Problem description>
In the records that follow, locate every line with "sustainable" and extract it.

[BEGIN]

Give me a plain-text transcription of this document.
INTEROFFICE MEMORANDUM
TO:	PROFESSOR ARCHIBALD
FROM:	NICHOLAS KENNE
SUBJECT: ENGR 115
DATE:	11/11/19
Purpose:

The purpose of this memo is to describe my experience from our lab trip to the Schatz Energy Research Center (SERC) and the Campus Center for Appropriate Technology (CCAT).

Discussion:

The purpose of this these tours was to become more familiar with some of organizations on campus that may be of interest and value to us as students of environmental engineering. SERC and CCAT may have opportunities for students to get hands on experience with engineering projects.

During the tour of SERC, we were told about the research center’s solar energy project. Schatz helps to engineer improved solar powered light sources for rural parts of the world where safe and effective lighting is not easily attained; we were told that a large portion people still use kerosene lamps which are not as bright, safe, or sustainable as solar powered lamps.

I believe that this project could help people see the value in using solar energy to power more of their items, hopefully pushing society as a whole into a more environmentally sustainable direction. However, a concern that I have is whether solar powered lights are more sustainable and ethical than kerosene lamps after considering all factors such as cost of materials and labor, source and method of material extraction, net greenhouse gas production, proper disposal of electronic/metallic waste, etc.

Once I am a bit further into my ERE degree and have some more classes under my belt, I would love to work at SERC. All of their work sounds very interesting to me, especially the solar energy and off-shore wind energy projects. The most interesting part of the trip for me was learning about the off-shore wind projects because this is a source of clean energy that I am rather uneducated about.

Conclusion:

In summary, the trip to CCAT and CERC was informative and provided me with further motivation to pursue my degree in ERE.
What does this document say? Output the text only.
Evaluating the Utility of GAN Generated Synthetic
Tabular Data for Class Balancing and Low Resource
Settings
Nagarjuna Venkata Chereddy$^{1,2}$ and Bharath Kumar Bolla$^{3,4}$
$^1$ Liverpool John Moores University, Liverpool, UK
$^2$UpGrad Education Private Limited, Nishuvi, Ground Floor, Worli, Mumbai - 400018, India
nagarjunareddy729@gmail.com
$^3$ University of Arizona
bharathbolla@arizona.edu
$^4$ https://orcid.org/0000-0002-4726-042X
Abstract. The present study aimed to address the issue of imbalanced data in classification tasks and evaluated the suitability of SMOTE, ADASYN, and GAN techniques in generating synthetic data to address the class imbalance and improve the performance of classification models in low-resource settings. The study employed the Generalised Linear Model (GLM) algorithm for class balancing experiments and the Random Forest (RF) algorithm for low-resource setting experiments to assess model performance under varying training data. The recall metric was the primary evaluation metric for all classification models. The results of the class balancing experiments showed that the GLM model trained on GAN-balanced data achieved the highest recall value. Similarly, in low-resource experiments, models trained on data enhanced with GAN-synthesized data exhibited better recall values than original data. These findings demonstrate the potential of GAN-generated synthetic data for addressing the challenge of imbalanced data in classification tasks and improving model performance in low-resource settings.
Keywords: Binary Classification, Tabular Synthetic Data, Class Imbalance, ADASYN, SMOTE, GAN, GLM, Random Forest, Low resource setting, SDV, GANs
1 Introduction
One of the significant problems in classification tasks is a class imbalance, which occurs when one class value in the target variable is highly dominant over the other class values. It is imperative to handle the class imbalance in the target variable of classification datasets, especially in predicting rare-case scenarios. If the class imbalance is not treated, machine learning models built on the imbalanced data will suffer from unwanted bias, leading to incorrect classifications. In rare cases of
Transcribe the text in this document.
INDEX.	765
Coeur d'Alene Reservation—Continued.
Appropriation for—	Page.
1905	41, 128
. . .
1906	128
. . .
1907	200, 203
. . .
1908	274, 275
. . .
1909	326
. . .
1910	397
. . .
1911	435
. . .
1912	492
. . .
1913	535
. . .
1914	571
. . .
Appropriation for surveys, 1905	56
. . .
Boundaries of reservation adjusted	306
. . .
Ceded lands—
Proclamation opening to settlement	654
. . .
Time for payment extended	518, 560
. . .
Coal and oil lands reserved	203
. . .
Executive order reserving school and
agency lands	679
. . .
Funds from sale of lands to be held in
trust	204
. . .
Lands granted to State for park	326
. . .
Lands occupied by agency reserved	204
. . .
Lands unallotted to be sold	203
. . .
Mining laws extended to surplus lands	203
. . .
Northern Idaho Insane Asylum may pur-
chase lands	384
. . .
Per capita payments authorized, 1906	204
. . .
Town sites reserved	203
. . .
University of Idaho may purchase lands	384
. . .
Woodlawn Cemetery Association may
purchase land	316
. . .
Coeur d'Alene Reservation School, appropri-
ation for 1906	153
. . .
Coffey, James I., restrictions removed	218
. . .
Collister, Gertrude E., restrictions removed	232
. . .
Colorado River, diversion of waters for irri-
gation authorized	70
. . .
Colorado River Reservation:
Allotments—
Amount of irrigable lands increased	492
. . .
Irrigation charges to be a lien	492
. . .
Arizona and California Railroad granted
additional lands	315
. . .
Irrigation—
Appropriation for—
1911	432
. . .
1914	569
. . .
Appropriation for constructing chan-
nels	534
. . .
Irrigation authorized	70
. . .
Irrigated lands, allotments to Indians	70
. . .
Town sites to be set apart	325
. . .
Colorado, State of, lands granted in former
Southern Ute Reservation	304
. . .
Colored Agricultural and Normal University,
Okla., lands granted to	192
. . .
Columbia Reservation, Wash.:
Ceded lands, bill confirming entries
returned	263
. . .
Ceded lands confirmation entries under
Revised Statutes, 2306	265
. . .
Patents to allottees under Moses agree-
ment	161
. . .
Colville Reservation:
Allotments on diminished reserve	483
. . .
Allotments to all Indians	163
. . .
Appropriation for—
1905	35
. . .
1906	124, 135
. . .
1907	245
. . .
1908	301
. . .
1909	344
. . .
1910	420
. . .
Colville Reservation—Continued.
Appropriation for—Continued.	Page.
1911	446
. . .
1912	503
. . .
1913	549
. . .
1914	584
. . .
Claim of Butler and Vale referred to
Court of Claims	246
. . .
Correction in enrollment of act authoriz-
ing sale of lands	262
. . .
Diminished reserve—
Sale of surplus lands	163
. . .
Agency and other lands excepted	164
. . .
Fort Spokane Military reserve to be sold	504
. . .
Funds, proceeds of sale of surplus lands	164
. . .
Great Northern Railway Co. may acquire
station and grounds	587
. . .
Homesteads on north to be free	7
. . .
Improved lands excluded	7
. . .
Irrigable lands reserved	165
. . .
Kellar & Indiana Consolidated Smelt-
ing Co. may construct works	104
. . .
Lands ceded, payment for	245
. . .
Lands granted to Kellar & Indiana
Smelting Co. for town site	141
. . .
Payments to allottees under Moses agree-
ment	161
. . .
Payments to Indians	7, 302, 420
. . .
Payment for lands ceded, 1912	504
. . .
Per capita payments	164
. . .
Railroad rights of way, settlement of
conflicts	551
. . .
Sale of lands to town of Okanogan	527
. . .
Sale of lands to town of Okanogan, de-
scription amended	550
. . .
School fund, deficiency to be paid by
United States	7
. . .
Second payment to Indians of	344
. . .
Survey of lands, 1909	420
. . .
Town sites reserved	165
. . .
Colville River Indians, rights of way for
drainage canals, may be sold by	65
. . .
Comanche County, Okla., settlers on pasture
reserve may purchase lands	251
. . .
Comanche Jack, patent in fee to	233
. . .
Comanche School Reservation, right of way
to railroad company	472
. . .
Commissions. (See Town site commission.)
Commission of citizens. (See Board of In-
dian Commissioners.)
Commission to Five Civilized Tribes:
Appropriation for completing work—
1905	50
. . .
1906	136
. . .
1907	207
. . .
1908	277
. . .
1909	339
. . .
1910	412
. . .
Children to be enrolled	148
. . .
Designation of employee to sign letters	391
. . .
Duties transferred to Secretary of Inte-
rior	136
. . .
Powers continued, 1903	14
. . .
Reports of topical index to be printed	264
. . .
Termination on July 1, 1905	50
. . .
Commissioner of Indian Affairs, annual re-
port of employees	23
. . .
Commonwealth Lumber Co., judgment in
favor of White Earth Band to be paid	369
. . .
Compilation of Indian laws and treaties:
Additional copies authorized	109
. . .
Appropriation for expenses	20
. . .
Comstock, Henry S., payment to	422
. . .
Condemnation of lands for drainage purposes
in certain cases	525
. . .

[END]

Written solution>
During the tour of SERC, we were told about the research center’s solar energy project. Schatz helps to engineer improved solar powered light sources for rural parts of the world where safe and effective lighting is not easily attained; we were told that a large portion people still use kerosene lamps which are not as bright, safe, or sustainable as solar powered lamps.
I believe that this project could help people see the value in using solar energy to power more of their items, hopefully pushing society as a whole into a more environmentally sustainable direction. However, a concern that I have is whether solar powered lights are more sustainable and ethical than kerosene lamps after considering all factors such as cost of materials and labor, source and method of material extraction, net greenhouse gas production, proper disposal of electronic/metallic waste, etc.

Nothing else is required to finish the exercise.